--- begin Material ---

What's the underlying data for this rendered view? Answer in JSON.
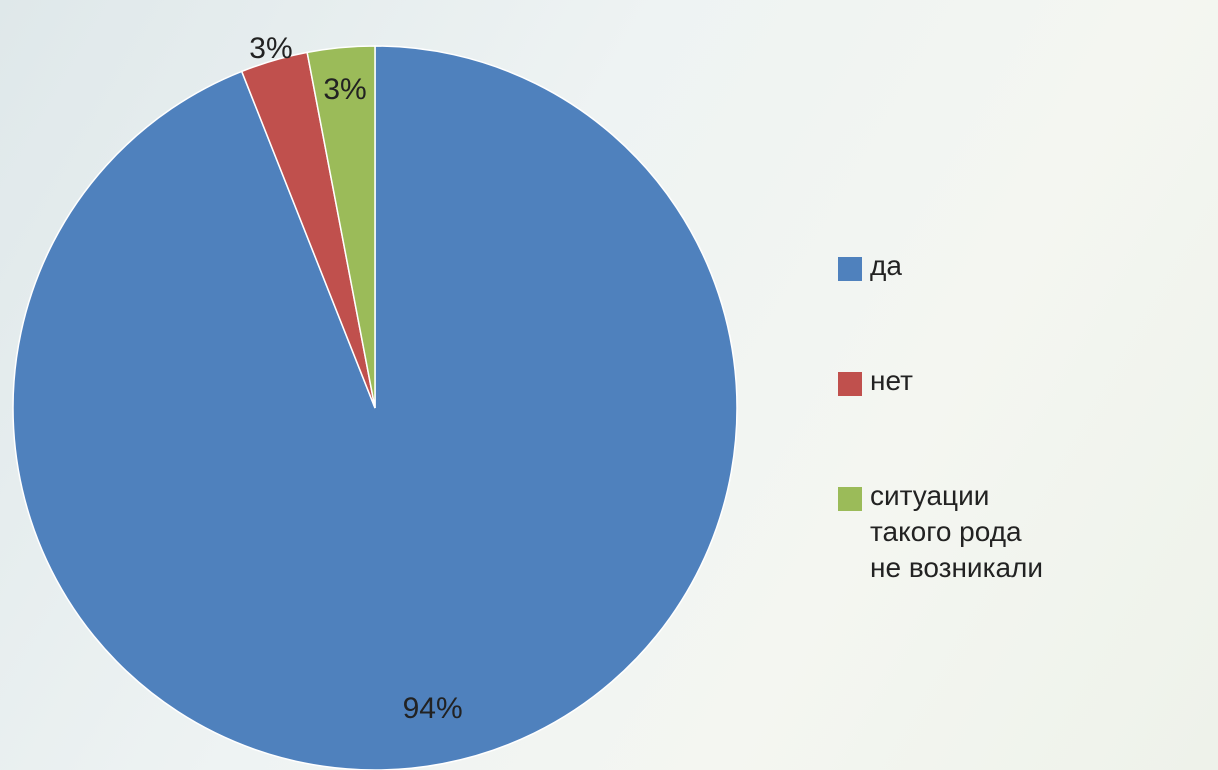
{
  "chart_data": {
    "type": "pie",
    "categories": [
      "да",
      "нет",
      "ситуации такого рода не возникали"
    ],
    "values": [
      94,
      3,
      3
    ],
    "value_labels": [
      "94%",
      "3%",
      "3%"
    ],
    "colors": [
      "#4f81bd",
      "#c0504d",
      "#9bbb59"
    ],
    "legend": "right"
  }
}
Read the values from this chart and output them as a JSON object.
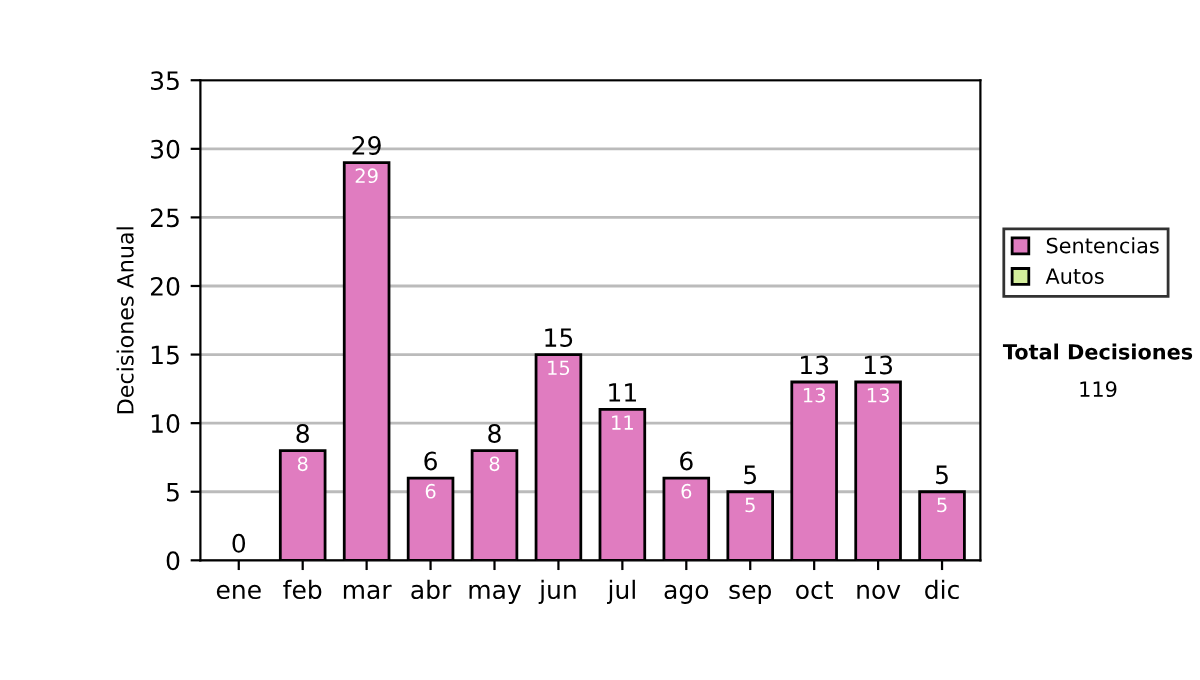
{
  "chart_data": {
    "type": "bar",
    "stacked": true,
    "ylabel": "Decisiones Anual",
    "categories": [
      "ene",
      "feb",
      "mar",
      "abr",
      "may",
      "jun",
      "jul",
      "ago",
      "sep",
      "oct",
      "nov",
      "dic"
    ],
    "series": [
      {
        "name": "Sentencias",
        "color": "#e07cc0",
        "values": [
          0,
          8,
          29,
          6,
          8,
          15,
          11,
          6,
          5,
          13,
          13,
          5
        ],
        "value_labels": [
          null,
          "8",
          "29",
          "6",
          "8",
          "15",
          "11",
          "6",
          "5",
          "13",
          "13",
          "5"
        ]
      },
      {
        "name": "Autos",
        "color": "#d4ee9c",
        "values": [
          0,
          0,
          0,
          0,
          0,
          0,
          0,
          0,
          0,
          0,
          0,
          0
        ]
      }
    ],
    "totals": [
      "0",
      "8",
      "29",
      "6",
      "8",
      "15",
      "11",
      "6",
      "5",
      "13",
      "13",
      "5"
    ],
    "ylim": [
      0,
      35
    ],
    "yticks": [
      0,
      5,
      10,
      15,
      20,
      25,
      30,
      35
    ],
    "grid": "y",
    "legend": "right",
    "annotations": [
      "Total Decisiones",
      "119"
    ]
  }
}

--- end Material ---

Extract, word for word, every line from the one containing "Read the values" to the end of the data above, both ends included, and leave out the pictures.

### Reply to the task
Read the values from this chart and output them as a JSON object.
{
  "chart_data": {
    "type": "bar",
    "stacked": true,
    "ylabel": "Decisiones Anual",
    "categories": [
      "ene",
      "feb",
      "mar",
      "abr",
      "may",
      "jun",
      "jul",
      "ago",
      "sep",
      "oct",
      "nov",
      "dic"
    ],
    "series": [
      {
        "name": "Sentencias",
        "color": "#e07cc0",
        "values": [
          0,
          8,
          29,
          6,
          8,
          15,
          11,
          6,
          5,
          13,
          13,
          5
        ],
        "value_labels": [
          null,
          "8",
          "29",
          "6",
          "8",
          "15",
          "11",
          "6",
          "5",
          "13",
          "13",
          "5"
        ]
      },
      {
        "name": "Autos",
        "color": "#d4ee9c",
        "values": [
          0,
          0,
          0,
          0,
          0,
          0,
          0,
          0,
          0,
          0,
          0,
          0
        ]
      }
    ],
    "totals": [
      "0",
      "8",
      "29",
      "6",
      "8",
      "15",
      "11",
      "6",
      "5",
      "13",
      "13",
      "5"
    ],
    "ylim": [
      0,
      35
    ],
    "yticks": [
      0,
      5,
      10,
      15,
      20,
      25,
      30,
      35
    ],
    "grid": "y",
    "legend": "right",
    "annotations": [
      "Total Decisiones",
      "119"
    ]
  }
}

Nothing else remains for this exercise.